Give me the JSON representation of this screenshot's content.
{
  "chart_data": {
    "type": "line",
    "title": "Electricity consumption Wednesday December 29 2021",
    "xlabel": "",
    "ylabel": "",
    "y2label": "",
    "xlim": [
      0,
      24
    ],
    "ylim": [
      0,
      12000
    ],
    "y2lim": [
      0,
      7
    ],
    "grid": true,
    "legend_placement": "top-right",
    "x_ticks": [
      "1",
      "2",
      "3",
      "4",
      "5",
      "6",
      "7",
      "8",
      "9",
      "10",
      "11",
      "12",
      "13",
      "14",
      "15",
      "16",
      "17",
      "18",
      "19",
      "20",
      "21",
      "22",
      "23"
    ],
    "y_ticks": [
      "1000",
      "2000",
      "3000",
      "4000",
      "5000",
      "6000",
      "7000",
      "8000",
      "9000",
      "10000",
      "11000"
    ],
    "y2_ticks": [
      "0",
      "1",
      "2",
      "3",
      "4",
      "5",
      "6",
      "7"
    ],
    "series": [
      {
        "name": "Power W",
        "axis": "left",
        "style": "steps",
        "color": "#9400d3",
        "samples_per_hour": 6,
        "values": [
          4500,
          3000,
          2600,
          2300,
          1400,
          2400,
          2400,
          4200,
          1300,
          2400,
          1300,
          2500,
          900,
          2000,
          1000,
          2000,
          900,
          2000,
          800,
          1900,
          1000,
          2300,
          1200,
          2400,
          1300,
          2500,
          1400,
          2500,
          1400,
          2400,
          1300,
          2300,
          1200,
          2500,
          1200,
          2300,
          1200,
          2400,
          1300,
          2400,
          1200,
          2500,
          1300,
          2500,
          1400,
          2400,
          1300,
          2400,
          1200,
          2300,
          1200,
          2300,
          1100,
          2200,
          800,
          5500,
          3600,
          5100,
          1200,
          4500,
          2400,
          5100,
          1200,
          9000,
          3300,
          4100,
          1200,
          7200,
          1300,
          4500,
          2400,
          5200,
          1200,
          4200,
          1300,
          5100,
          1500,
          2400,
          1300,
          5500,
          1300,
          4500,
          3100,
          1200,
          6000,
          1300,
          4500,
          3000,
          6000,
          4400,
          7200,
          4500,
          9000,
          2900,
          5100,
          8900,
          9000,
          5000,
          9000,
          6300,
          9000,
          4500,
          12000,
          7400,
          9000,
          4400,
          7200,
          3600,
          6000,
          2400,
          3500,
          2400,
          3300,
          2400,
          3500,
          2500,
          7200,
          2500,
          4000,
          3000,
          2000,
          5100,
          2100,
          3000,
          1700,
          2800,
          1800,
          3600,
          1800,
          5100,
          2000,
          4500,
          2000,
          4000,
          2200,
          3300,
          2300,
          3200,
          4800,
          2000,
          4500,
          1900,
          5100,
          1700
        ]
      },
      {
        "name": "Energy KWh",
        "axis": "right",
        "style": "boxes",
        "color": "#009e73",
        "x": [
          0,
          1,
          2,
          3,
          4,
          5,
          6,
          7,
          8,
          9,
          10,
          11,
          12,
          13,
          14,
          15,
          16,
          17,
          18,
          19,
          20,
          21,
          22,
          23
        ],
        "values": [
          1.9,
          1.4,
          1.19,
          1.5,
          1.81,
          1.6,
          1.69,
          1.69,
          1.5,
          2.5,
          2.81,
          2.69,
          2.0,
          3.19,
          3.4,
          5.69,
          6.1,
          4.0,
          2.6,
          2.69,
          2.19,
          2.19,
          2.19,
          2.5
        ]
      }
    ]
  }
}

----------------

Write out every line exactly as it stands.

- _Answer for this exercise_
Give me the JSON representation of this screenshot's content.
{
  "chart_data": {
    "type": "line",
    "title": "Electricity consumption Wednesday December 29 2021",
    "xlabel": "",
    "ylabel": "",
    "y2label": "",
    "xlim": [
      0,
      24
    ],
    "ylim": [
      0,
      12000
    ],
    "y2lim": [
      0,
      7
    ],
    "grid": true,
    "legend_placement": "top-right",
    "x_ticks": [
      "1",
      "2",
      "3",
      "4",
      "5",
      "6",
      "7",
      "8",
      "9",
      "10",
      "11",
      "12",
      "13",
      "14",
      "15",
      "16",
      "17",
      "18",
      "19",
      "20",
      "21",
      "22",
      "23"
    ],
    "y_ticks": [
      "1000",
      "2000",
      "3000",
      "4000",
      "5000",
      "6000",
      "7000",
      "8000",
      "9000",
      "10000",
      "11000"
    ],
    "y2_ticks": [
      "0",
      "1",
      "2",
      "3",
      "4",
      "5",
      "6",
      "7"
    ],
    "series": [
      {
        "name": "Power W",
        "axis": "left",
        "style": "steps",
        "color": "#9400d3",
        "samples_per_hour": 6,
        "values": [
          4500,
          3000,
          2600,
          2300,
          1400,
          2400,
          2400,
          4200,
          1300,
          2400,
          1300,
          2500,
          900,
          2000,
          1000,
          2000,
          900,
          2000,
          800,
          1900,
          1000,
          2300,
          1200,
          2400,
          1300,
          2500,
          1400,
          2500,
          1400,
          2400,
          1300,
          2300,
          1200,
          2500,
          1200,
          2300,
          1200,
          2400,
          1300,
          2400,
          1200,
          2500,
          1300,
          2500,
          1400,
          2400,
          1300,
          2400,
          1200,
          2300,
          1200,
          2300,
          1100,
          2200,
          800,
          5500,
          3600,
          5100,
          1200,
          4500,
          2400,
          5100,
          1200,
          9000,
          3300,
          4100,
          1200,
          7200,
          1300,
          4500,
          2400,
          5200,
          1200,
          4200,
          1300,
          5100,
          1500,
          2400,
          1300,
          5500,
          1300,
          4500,
          3100,
          1200,
          6000,
          1300,
          4500,
          3000,
          6000,
          4400,
          7200,
          4500,
          9000,
          2900,
          5100,
          8900,
          9000,
          5000,
          9000,
          6300,
          9000,
          4500,
          12000,
          7400,
          9000,
          4400,
          7200,
          3600,
          6000,
          2400,
          3500,
          2400,
          3300,
          2400,
          3500,
          2500,
          7200,
          2500,
          4000,
          3000,
          2000,
          5100,
          2100,
          3000,
          1700,
          2800,
          1800,
          3600,
          1800,
          5100,
          2000,
          4500,
          2000,
          4000,
          2200,
          3300,
          2300,
          3200,
          4800,
          2000,
          4500,
          1900,
          5100,
          1700
        ]
      },
      {
        "name": "Energy KWh",
        "axis": "right",
        "style": "boxes",
        "color": "#009e73",
        "x": [
          0,
          1,
          2,
          3,
          4,
          5,
          6,
          7,
          8,
          9,
          10,
          11,
          12,
          13,
          14,
          15,
          16,
          17,
          18,
          19,
          20,
          21,
          22,
          23
        ],
        "values": [
          1.9,
          1.4,
          1.19,
          1.5,
          1.81,
          1.6,
          1.69,
          1.69,
          1.5,
          2.5,
          2.81,
          2.69,
          2.0,
          3.19,
          3.4,
          5.69,
          6.1,
          4.0,
          2.6,
          2.69,
          2.19,
          2.19,
          2.19,
          2.5
        ]
      }
    ]
  }
}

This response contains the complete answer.